■ TASK TO COMPLETE
Extract the complete listing and repeat it word for word.

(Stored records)
+--

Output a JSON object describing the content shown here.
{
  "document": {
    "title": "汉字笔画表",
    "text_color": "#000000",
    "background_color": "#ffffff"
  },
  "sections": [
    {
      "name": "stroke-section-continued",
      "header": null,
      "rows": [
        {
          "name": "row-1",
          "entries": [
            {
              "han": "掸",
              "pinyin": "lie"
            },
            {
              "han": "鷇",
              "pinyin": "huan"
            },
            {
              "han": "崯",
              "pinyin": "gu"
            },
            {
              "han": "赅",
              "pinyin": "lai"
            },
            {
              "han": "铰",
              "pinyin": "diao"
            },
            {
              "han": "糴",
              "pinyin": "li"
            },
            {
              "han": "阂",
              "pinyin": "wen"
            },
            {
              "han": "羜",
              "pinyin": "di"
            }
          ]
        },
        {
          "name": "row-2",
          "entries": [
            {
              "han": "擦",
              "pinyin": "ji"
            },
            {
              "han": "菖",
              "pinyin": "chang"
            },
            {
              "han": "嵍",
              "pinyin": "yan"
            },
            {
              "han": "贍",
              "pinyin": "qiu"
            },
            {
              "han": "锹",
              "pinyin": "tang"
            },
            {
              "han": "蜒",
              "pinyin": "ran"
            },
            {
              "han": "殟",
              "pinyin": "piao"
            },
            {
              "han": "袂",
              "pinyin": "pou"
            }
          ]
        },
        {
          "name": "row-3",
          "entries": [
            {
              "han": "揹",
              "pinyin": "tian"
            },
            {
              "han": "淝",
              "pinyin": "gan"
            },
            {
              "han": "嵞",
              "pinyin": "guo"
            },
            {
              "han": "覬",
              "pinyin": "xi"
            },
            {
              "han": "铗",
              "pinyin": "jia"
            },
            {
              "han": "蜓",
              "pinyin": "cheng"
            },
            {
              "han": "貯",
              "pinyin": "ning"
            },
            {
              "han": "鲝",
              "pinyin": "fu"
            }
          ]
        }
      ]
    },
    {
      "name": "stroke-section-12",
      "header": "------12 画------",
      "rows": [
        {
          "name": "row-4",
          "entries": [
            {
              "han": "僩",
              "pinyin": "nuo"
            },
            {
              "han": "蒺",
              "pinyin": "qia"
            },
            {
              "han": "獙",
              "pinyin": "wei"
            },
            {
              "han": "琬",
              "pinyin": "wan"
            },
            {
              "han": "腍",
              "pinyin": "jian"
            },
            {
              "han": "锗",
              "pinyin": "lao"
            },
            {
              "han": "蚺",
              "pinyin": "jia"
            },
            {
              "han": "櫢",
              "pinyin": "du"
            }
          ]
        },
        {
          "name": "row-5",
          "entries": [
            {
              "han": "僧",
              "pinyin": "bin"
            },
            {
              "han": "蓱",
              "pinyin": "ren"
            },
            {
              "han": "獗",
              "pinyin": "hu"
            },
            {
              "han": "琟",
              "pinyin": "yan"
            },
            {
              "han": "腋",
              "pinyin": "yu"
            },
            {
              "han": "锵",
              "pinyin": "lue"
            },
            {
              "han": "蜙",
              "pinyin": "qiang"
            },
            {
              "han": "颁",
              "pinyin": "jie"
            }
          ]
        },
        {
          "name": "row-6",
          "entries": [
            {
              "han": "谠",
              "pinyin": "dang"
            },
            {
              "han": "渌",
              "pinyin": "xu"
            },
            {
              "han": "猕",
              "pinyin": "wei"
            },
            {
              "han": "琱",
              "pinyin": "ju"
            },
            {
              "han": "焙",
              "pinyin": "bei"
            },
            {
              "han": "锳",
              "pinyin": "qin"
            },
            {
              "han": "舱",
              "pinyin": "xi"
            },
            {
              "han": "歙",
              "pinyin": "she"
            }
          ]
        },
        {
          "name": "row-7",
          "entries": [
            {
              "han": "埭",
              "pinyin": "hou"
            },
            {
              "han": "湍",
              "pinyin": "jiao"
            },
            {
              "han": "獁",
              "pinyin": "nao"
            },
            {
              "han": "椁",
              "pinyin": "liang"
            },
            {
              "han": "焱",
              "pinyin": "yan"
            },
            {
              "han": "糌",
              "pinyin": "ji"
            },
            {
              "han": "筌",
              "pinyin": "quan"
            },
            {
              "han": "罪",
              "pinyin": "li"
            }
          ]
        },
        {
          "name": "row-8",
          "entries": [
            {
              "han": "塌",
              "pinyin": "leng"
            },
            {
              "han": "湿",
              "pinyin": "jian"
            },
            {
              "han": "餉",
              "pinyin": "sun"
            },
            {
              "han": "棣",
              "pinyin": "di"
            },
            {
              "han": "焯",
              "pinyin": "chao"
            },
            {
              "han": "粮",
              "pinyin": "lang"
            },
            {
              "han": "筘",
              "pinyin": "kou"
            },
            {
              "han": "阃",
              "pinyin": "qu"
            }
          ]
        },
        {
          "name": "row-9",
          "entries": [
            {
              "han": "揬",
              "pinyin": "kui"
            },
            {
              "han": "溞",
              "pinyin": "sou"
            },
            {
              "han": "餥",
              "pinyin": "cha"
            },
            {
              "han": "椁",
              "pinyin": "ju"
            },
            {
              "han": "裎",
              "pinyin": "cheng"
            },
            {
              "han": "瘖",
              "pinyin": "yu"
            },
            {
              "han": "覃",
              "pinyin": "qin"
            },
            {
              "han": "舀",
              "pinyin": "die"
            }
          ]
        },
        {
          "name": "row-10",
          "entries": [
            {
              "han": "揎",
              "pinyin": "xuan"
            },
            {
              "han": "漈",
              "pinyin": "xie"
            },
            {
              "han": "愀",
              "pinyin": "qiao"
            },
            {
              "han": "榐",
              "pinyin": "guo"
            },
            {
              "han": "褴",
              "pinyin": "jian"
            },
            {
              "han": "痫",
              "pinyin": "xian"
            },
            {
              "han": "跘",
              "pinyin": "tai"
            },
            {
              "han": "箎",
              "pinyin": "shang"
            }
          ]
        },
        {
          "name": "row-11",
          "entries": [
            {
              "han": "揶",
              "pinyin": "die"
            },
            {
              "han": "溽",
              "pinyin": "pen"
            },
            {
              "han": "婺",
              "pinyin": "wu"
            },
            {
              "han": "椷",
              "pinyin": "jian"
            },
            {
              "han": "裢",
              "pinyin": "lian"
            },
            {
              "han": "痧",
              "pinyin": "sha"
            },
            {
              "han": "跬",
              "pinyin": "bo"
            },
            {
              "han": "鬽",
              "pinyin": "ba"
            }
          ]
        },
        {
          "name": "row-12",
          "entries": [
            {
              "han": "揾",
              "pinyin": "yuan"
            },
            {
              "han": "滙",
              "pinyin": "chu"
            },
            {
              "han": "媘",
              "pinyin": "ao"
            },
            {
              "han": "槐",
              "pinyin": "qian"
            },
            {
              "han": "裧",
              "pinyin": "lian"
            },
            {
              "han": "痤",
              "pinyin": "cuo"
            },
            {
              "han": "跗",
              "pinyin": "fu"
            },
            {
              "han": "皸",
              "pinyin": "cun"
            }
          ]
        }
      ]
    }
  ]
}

+--

■ WRITTEN REPLY
Output a JSON object describing the content shown here.
{
  "document": {
    "title": "汉字笔画表",
    "text_color": "#000000",
    "background_color": "#ffffff"
  },
  "sections": [
    {
      "name": "stroke-section-continued",
      "header": null,
      "rows": [
        {
          "name": "row-1",
          "entries": [
            {
              "han": "掸",
              "pinyin": "lie"
            },
            {
              "han": "鷇",
              "pinyin": "huan"
            },
            {
              "han": "崯",
              "pinyin": "gu"
            },
            {
              "han": "赅",
              "pinyin": "lai"
            },
            {
              "han": "铰",
              "pinyin": "diao"
            },
            {
              "han": "糴",
              "pinyin": "li"
            },
            {
              "han": "阂",
              "pinyin": "wen"
            },
            {
              "han": "羜",
              "pinyin": "di"
            }
          ]
        },
        {
          "name": "row-2",
          "entries": [
            {
              "han": "擦",
              "pinyin": "ji"
            },
            {
              "han": "菖",
              "pinyin": "chang"
            },
            {
              "han": "嵍",
              "pinyin": "yan"
            },
            {
              "han": "贍",
              "pinyin": "qiu"
            },
            {
              "han": "锹",
              "pinyin": "tang"
            },
            {
              "han": "蜒",
              "pinyin": "ran"
            },
            {
              "han": "殟",
              "pinyin": "piao"
            },
            {
              "han": "袂",
              "pinyin": "pou"
            }
          ]
        },
        {
          "name": "row-3",
          "entries": [
            {
              "han": "揹",
              "pinyin": "tian"
            },
            {
              "han": "淝",
              "pinyin": "gan"
            },
            {
              "han": "嵞",
              "pinyin": "guo"
            },
            {
              "han": "覬",
              "pinyin": "xi"
            },
            {
              "han": "铗",
              "pinyin": "jia"
            },
            {
              "han": "蜓",
              "pinyin": "cheng"
            },
            {
              "han": "貯",
              "pinyin": "ning"
            },
            {
              "han": "鲝",
              "pinyin": "fu"
            }
          ]
        }
      ]
    },
    {
      "name": "stroke-section-12",
      "header": "------12 画------",
      "rows": [
        {
          "name": "row-4",
          "entries": [
            {
              "han": "僩",
              "pinyin": "nuo"
            },
            {
              "han": "蒺",
              "pinyin": "qia"
            },
            {
              "han": "獙",
              "pinyin": "wei"
            },
            {
              "han": "琬",
              "pinyin": "wan"
            },
            {
              "han": "腍",
              "pinyin": "jian"
            },
            {
              "han": "锗",
              "pinyin": "lao"
            },
            {
              "han": "蚺",
              "pinyin": "jia"
            },
            {
              "han": "櫢",
              "pinyin": "du"
            }
          ]
        },
        {
          "name": "row-5",
          "entries": [
            {
              "han": "僧",
              "pinyin": "bin"
            },
            {
              "han": "蓱",
              "pinyin": "ren"
            },
            {
              "han": "獗",
              "pinyin": "hu"
            },
            {
              "han": "琟",
              "pinyin": "yan"
            },
            {
              "han": "腋",
              "pinyin": "yu"
            },
            {
              "han": "锵",
              "pinyin": "lue"
            },
            {
              "han": "蜙",
              "pinyin": "qiang"
            },
            {
              "han": "颁",
              "pinyin": "jie"
            }
          ]
        },
        {
          "name": "row-6",
          "entries": [
            {
              "han": "谠",
              "pinyin": "dang"
            },
            {
              "han": "渌",
              "pinyin": "xu"
            },
            {
              "han": "猕",
              "pinyin": "wei"
            },
            {
              "han": "琱",
              "pinyin": "ju"
            },
            {
              "han": "焙",
              "pinyin": "bei"
            },
            {
              "han": "锳",
              "pinyin": "qin"
            },
            {
              "han": "舱",
              "pinyin": "xi"
            },
            {
              "han": "歙",
              "pinyin": "she"
            }
          ]
        },
        {
          "name": "row-7",
          "entries": [
            {
              "han": "埭",
              "pinyin": "hou"
            },
            {
              "han": "湍",
              "pinyin": "jiao"
            },
            {
              "han": "獁",
              "pinyin": "nao"
            },
            {
              "han": "椁",
              "pinyin": "liang"
            },
            {
              "han": "焱",
              "pinyin": "yan"
            },
            {
              "han": "糌",
              "pinyin": "ji"
            },
            {
              "han": "筌",
              "pinyin": "quan"
            },
            {
              "han": "罪",
              "pinyin": "li"
            }
          ]
        },
        {
          "name": "row-8",
          "entries": [
            {
              "han": "塌",
              "pinyin": "leng"
            },
            {
              "han": "湿",
              "pinyin": "jian"
            },
            {
              "han": "餉",
              "pinyin": "sun"
            },
            {
              "han": "棣",
              "pinyin": "di"
            },
            {
              "han": "焯",
              "pinyin": "chao"
            },
            {
              "han": "粮",
              "pinyin": "lang"
            },
            {
              "han": "筘",
              "pinyin": "kou"
            },
            {
              "han": "阃",
              "pinyin": "qu"
            }
          ]
        },
        {
          "name": "row-9",
          "entries": [
            {
              "han": "揬",
              "pinyin": "kui"
            },
            {
              "han": "溞",
              "pinyin": "sou"
            },
            {
              "han": "餥",
              "pinyin": "cha"
            },
            {
              "han": "椁",
              "pinyin": "ju"
            },
            {
              "han": "裎",
              "pinyin": "cheng"
            },
            {
              "han": "瘖",
              "pinyin": "yu"
            },
            {
              "han": "覃",
              "pinyin": "qin"
            },
            {
              "han": "舀",
              "pinyin": "die"
            }
          ]
        },
        {
          "name": "row-10",
          "entries": [
            {
              "han": "揎",
              "pinyin": "xuan"
            },
            {
              "han": "漈",
              "pinyin": "xie"
            },
            {
              "han": "愀",
              "pinyin": "qiao"
            },
            {
              "han": "榐",
              "pinyin": "guo"
            },
            {
              "han": "褴",
              "pinyin": "jian"
            },
            {
              "han": "痫",
              "pinyin": "xian"
            },
            {
              "han": "跘",
              "pinyin": "tai"
            },
            {
              "han": "箎",
              "pinyin": "shang"
            }
          ]
        },
        {
          "name": "row-11",
          "entries": [
            {
              "han": "揶",
              "pinyin": "die"
            },
            {
              "han": "溽",
              "pinyin": "pen"
            },
            {
              "han": "婺",
              "pinyin": "wu"
            },
            {
              "han": "椷",
              "pinyin": "jian"
            },
            {
              "han": "裢",
              "pinyin": "lian"
            },
            {
              "han": "痧",
              "pinyin": "sha"
            },
            {
              "han": "跬",
              "pinyin": "bo"
            },
            {
              "han": "鬽",
              "pinyin": "ba"
            }
          ]
        },
        {
          "name": "row-12",
          "entries": [
            {
              "han": "揾",
              "pinyin": "yuan"
            },
            {
              "han": "滙",
              "pinyin": "chu"
            },
            {
              "han": "媘",
              "pinyin": "ao"
            },
            {
              "han": "槐",
              "pinyin": "qian"
            },
            {
              "han": "裧",
              "pinyin": "lian"
            },
            {
              "han": "痤",
              "pinyin": "cuo"
            },
            {
              "han": "跗",
              "pinyin": "fu"
            },
            {
              "han": "皸",
              "pinyin": "cun"
            }
          ]
        }
      ]
    }
  ]
}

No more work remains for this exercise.